Text shown:
..............................
SportsML 2.0: IPTC G2-Standards Compliance Guide

This version:
Final Release: July 3, 2008 (Draft 4)

Abstract

This document is a guide for users of SportsML Version 1 who wish to upgrade to SportsML 2.0. SportsML 2.0 complies with the IPTC G2-Standards, a framework for news metadata. It explains the G2 news format with reference to sports content and standard SportsML structures.

Table of Contents

1. Overview of IPTC G2-Standards

The IPTC's G2 Standard provides a unified framework for packaging and exchanging news content. It specifies a standard model for news metadata regardless of the content or media type. G2 has powerful taxonomy management, better interactivity among IPTC standards (SportsML, EventsML and NITF), and flexibility regarding level of implementation. For more information visit the IPTC's G2 Standards Home Page.

While SportsML 2.0 files can exist as standalone files outside of the G2 Framework, they can also take advantage of the more flexible and extensive metadata and packaging capabilities inherent in G2.

This document explains the G2 model as applied to SportsML. It compares "G1" SportsML to the same news content rendered into the G2 architecture, and is meant as a guide for those familiar with SportsML who are interested in converting to SportsML-G2.
..............................
Dataset extract:
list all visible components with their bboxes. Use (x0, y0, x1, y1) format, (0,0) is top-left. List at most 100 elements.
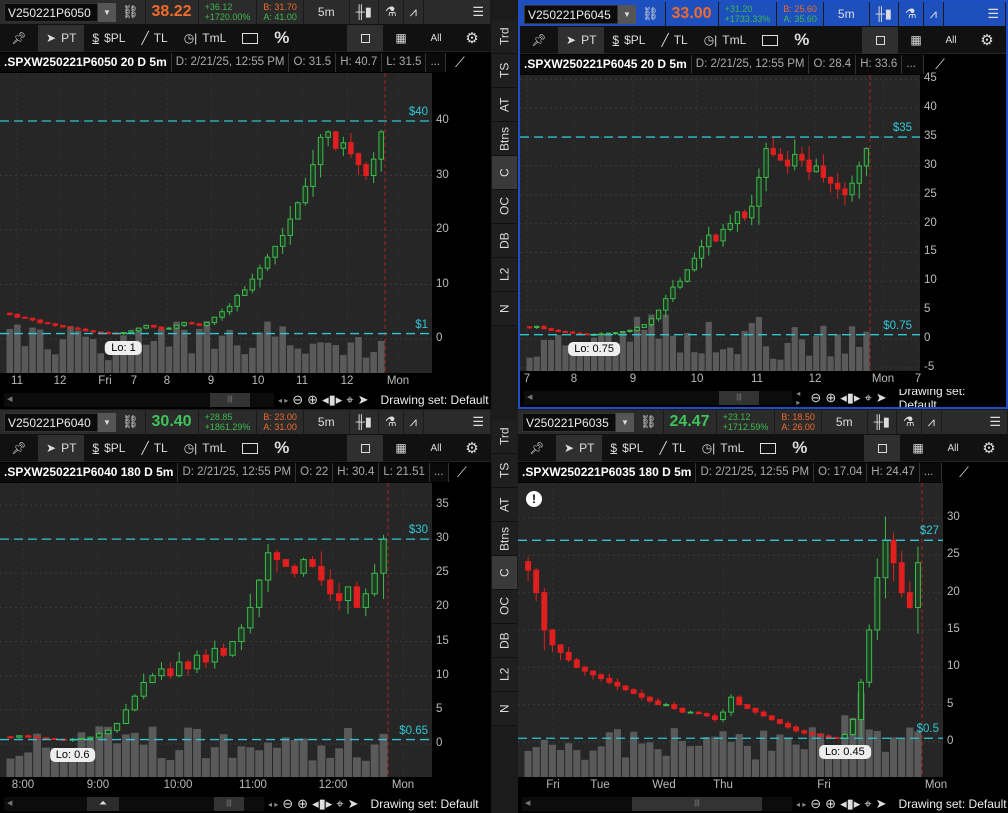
..............................
Written problem A:
Update the SportsML guide between "1. Overview of" and "Standards Home Page.", inclusive, and put "vocabulary management" in place of "taxonomy management".
Written problem B:
According to the SportsML guide, which IPTC standards have better interactivity under G2?
Written problem C:
Pick up the SportsML guide from the point where it stops.
The data has no role in any of this work.

Task answer A:
1. Overview of IPTC G2-Standards

The IPTC's G2 Standard provides a unified framework for packaging and exchanging news content. It specifies a standard model for news metadata regardless of the content or media type. G2 has powerful vocabulary management, better interactivity among IPTC standards (SportsML, EventsML and NITF), and flexibility regarding level of implementation. For more information visit the IPTC's G2 Standards Home Page.

Task answer B:
SportsML, EventsML and NITF.

Task answer C:
2. Introducing SportsML-G2

SportsML users already familiar with SportsML 1.8 standalone content will note the following basic differences between a SportsML 2.0 / G2 file and a SportsML 1.8 file:

The basic content, whether news or statistics, of SportsML remains largely the same, whether "G1" or G2 (see accompanying sample documents). What changes is the way metadata about the document and its contents are handled. All the metadata previously stored in SportsML elements such as "sports-metadata", "event-metadata", "team-metadata", etc. now "bubble up" to the universal newsItem metadata properties. For example, the declaration of the sport, league and teams to which a document refers is expressed as follows in SportsML 1.8:

<sports-content>
	<sports-content-codes>
		<sports-content-code code-type="sport" code-key="15007000" code-name="Baseball"/>
		<sports-content-code code-type="league" code-key="l.mlb.com" code-name="Major League Baseball"/>
		<sports-content-code code-type="team" code-key="l.mlb.com-t.19" code-name="Philadelphia Phillies"/>
		<sports-content-code code-type="team" code-key="l.mlb.com-t.26" code-name="Arizona Diamondbacks"/>
	</sports-content-codes>

This is transferred to the "contentMeta" portion of the G2 wrapper:

<newsItem>
  ...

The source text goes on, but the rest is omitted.